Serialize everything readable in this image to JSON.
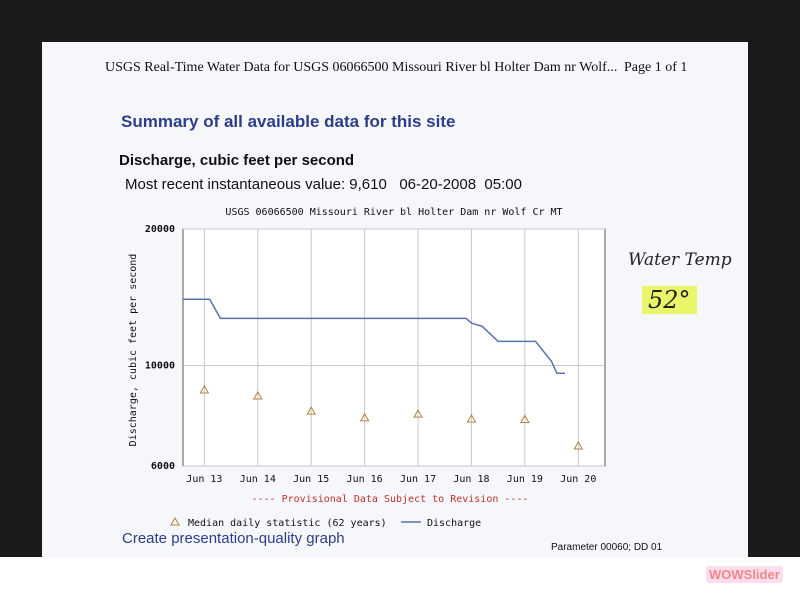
{
  "header": {
    "title": "USGS Real-Time Water Data for USGS 06066500 Missouri River bl Holter Dam nr Wolf...",
    "page": "Page 1 of 1"
  },
  "summary": "Summary of all available data for this site",
  "parameter": "Discharge, cubic feet per second",
  "recent_value": "Most recent instantaneous value: 9,610   06-20-2008  05:00",
  "create_link": "Create presentation-quality graph",
  "parameter_code": "Parameter 00060; DD 01",
  "handwriting": {
    "label": "Water Temp",
    "value": "52°"
  },
  "watermark": "WOWSlider",
  "chart_data": {
    "type": "line",
    "title": "USGS 06066500 Missouri River bl Holter Dam nr Wolf Cr MT",
    "y_label": "Discharge, cubic feet per second",
    "annotation": "---- Provisional Data Subject to Revision ----",
    "xlim": [
      12.6,
      20.5
    ],
    "xticks": [
      {
        "value": 13,
        "label": "Jun 13"
      },
      {
        "value": 14,
        "label": "Jun 14"
      },
      {
        "value": 15,
        "label": "Jun 15"
      },
      {
        "value": 16,
        "label": "Jun 16"
      },
      {
        "value": 17,
        "label": "Jun 17"
      },
      {
        "value": 18,
        "label": "Jun 18"
      },
      {
        "value": 19,
        "label": "Jun 19"
      },
      {
        "value": 20,
        "label": "Jun 20"
      }
    ],
    "ylim": [
      6000,
      20000
    ],
    "yticks": [
      6000,
      10000,
      20000
    ],
    "log_y": true,
    "grid": true,
    "legend": "bottom",
    "series": [
      {
        "name": "Median daily statistic (62 years)",
        "color": "#b08040",
        "marker": "triangle",
        "x": [
          13,
          14,
          15,
          16,
          17,
          18,
          19,
          20
        ],
        "values": [
          8830,
          8560,
          7930,
          7660,
          7810,
          7620,
          7600,
          6640
        ]
      },
      {
        "name": "Discharge",
        "color": "#5a72a8",
        "marker": "line",
        "x": [
          12.6,
          13.1,
          13.3,
          17.9,
          18.0,
          18.2,
          18.5,
          19.2,
          19.5,
          19.6,
          19.75
        ],
        "values": [
          14000,
          14000,
          12700,
          12700,
          12400,
          12200,
          11300,
          11300,
          10200,
          9610,
          9610
        ]
      }
    ]
  }
}
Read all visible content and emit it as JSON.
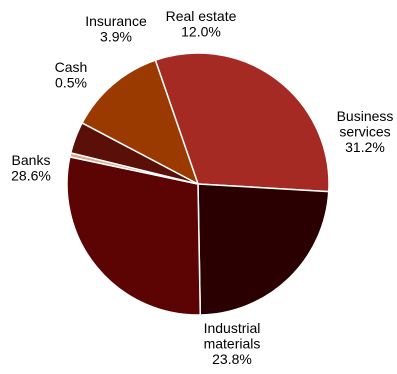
{
  "chart_data": {
    "type": "pie",
    "title": "",
    "series": [
      {
        "label": "Business services",
        "label_lines": [
          "Business",
          "services"
        ],
        "value": 31.2,
        "value_text": "31.2%",
        "color": "#a52a24"
      },
      {
        "label": "Industrial materials",
        "label_lines": [
          "Industrial",
          "materials"
        ],
        "value": 23.8,
        "value_text": "23.8%",
        "color": "#2b0000"
      },
      {
        "label": "Banks",
        "label_lines": [
          "Banks"
        ],
        "value": 28.6,
        "value_text": "28.6%",
        "color": "#5c0404"
      },
      {
        "label": "Cash",
        "label_lines": [
          "Cash"
        ],
        "value": 0.5,
        "value_text": "0.5%",
        "color": "#d9a88c"
      },
      {
        "label": "Insurance",
        "label_lines": [
          "Insurance"
        ],
        "value": 3.9,
        "value_text": "3.9%",
        "color": "#5a1008"
      },
      {
        "label": "Real estate",
        "label_lines": [
          "Real estate"
        ],
        "value": 12.0,
        "value_text": "12.0%",
        "color": "#9a3a00"
      }
    ]
  }
}
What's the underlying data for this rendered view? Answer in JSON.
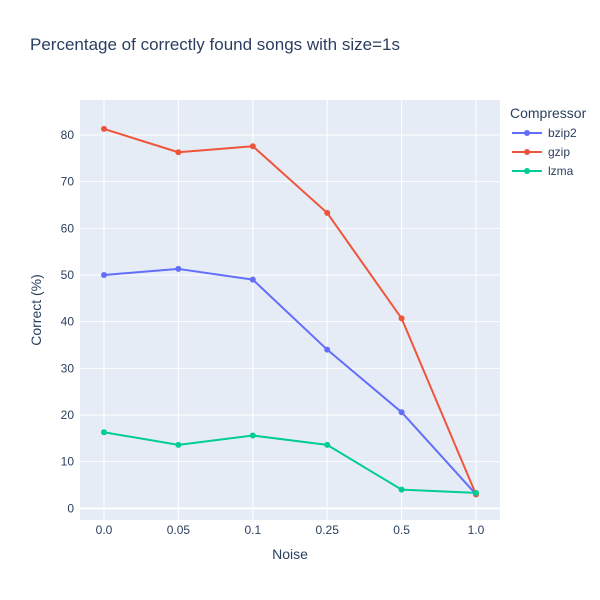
{
  "chart_data": {
    "type": "line",
    "title": "Percentage of correctly found songs with size=1s",
    "xlabel": "Noise",
    "ylabel": "Correct (%)",
    "categories": [
      "0.0",
      "0.05",
      "0.1",
      "0.25",
      "0.5",
      "1.0"
    ],
    "yticks": [
      0,
      10,
      20,
      30,
      40,
      50,
      60,
      70,
      80
    ],
    "ylim": [
      -2.5,
      87.5
    ],
    "grid": true,
    "legend": {
      "title": "Compressor",
      "placement": "top-right"
    },
    "series": [
      {
        "name": "bzip2",
        "color": "#636efa",
        "values": [
          50.0,
          51.3,
          49.0,
          34.0,
          20.6,
          3.0
        ]
      },
      {
        "name": "gzip",
        "color": "#ef553b",
        "values": [
          81.3,
          76.3,
          77.6,
          63.3,
          40.7,
          3.0
        ]
      },
      {
        "name": "lzma",
        "color": "#00cc96",
        "values": [
          16.3,
          13.6,
          15.6,
          13.6,
          4.0,
          3.3
        ]
      }
    ]
  }
}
- - - - - - -
List all lines in the material containing the string "JSON".

[OUTPUT BELOW]
Serialize everything readable in this image to JSON.
Read all visible content and emit it as JSON.
What's the underlying data for this rendered view? Answer in JSON.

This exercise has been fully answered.